## Task description
Collect from the data below each line with "title".

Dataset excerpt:
━━━━━━━━━━

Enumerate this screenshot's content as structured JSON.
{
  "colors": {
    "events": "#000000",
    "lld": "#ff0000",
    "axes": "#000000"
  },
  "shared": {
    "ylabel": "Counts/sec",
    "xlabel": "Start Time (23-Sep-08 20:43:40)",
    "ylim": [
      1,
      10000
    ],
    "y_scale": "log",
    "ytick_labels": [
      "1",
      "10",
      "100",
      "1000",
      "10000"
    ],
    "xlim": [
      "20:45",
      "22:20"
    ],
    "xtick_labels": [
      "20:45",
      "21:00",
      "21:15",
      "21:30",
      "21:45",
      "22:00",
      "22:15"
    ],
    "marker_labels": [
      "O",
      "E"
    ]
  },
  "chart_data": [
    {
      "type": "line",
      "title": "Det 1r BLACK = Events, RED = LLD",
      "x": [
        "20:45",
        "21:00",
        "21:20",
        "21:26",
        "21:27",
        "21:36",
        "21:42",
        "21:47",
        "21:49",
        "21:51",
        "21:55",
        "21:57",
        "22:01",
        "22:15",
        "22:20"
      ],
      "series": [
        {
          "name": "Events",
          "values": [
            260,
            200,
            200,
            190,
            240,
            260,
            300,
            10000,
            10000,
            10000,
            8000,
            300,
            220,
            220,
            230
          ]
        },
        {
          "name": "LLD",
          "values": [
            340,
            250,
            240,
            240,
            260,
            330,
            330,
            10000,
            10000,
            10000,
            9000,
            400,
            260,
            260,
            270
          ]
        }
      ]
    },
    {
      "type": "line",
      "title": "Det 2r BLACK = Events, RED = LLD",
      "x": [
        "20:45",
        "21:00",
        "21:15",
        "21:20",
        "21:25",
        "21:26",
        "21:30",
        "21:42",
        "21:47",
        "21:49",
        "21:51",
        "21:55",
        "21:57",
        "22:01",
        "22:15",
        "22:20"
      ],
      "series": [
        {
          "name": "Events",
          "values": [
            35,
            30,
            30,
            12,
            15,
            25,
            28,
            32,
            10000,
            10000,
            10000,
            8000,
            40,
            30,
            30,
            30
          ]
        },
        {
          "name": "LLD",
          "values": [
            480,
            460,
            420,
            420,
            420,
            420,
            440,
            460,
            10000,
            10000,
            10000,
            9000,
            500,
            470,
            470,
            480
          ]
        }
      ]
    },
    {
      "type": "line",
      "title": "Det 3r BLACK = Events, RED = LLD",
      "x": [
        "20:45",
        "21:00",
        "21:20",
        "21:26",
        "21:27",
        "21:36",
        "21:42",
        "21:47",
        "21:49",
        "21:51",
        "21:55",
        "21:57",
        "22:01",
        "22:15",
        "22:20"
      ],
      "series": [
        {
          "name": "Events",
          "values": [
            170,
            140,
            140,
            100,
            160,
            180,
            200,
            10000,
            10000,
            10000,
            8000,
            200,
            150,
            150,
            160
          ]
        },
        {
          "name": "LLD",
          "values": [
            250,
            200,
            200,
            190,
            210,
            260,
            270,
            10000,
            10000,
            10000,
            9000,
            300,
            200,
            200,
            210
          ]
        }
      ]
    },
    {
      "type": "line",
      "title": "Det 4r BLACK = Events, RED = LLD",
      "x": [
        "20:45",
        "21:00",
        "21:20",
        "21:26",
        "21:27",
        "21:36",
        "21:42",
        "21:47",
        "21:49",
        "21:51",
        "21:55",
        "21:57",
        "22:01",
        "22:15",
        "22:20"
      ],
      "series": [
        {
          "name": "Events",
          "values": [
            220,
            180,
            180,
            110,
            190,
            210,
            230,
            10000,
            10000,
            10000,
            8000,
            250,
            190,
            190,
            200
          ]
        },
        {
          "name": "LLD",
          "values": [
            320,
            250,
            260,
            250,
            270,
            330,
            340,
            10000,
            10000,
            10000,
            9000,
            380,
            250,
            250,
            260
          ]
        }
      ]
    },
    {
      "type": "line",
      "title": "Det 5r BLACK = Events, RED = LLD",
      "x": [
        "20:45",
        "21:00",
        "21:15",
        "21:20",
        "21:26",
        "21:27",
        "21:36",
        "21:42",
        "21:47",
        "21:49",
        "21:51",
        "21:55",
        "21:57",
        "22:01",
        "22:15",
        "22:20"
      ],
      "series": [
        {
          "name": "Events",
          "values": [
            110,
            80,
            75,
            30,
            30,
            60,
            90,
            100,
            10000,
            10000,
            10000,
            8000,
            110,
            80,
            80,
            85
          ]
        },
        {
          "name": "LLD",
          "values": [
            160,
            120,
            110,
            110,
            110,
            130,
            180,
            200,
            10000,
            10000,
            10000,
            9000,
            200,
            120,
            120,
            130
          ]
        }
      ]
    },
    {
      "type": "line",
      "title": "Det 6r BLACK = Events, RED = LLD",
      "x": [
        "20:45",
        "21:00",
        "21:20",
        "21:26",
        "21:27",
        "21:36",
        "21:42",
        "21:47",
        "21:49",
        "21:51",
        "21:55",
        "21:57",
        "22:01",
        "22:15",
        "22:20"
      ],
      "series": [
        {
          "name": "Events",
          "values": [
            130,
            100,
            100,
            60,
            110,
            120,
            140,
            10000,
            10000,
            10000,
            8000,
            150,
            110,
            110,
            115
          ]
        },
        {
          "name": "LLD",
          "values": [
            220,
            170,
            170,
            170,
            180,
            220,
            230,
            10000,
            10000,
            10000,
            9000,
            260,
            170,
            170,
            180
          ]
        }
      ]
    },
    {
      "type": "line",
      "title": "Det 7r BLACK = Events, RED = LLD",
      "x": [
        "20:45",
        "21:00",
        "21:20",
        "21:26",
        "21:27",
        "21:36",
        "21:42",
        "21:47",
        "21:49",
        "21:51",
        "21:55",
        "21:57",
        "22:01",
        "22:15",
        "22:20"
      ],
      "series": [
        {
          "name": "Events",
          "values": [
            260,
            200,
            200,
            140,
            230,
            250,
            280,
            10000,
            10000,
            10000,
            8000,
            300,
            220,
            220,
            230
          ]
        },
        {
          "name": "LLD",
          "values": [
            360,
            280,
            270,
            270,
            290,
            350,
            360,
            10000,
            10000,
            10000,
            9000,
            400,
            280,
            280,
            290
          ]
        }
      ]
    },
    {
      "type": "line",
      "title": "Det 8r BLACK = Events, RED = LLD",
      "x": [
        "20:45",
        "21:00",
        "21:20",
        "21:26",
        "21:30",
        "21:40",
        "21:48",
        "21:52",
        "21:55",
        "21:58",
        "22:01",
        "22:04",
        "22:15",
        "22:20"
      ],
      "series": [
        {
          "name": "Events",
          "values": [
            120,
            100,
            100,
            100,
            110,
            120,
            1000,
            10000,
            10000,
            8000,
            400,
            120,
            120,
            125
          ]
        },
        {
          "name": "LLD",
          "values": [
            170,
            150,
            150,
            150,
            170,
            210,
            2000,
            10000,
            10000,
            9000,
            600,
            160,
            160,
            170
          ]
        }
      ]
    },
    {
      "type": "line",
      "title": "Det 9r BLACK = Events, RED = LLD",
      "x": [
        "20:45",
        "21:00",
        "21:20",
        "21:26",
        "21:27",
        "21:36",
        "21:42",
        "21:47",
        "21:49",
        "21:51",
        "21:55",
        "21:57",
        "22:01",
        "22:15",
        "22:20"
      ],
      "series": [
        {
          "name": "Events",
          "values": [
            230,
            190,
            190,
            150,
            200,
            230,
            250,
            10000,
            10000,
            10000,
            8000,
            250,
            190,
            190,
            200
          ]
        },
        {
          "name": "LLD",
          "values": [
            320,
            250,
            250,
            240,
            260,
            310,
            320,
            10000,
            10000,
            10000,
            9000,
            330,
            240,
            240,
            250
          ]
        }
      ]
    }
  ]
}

━━━━━━━━━━

## Solution for this task
      "title": "Det 1r BLACK = Events, RED = LLD",
      "title": "Det 2r BLACK = Events, RED = LLD",
      "title": "Det 3r BLACK = Events, RED = LLD",
      "title": "Det 4r BLACK = Events, RED = LLD",
      "title": "Det 5r BLACK = Events, RED = LLD",
      "title": "Det 6r BLACK = Events, RED = LLD",
      "title": "Det 7r BLACK = Events, RED = LLD",
      "title": "Det 8r BLACK = Events, RED = LLD",
      "title": "Det 9r BLACK = Events, RED = LLD",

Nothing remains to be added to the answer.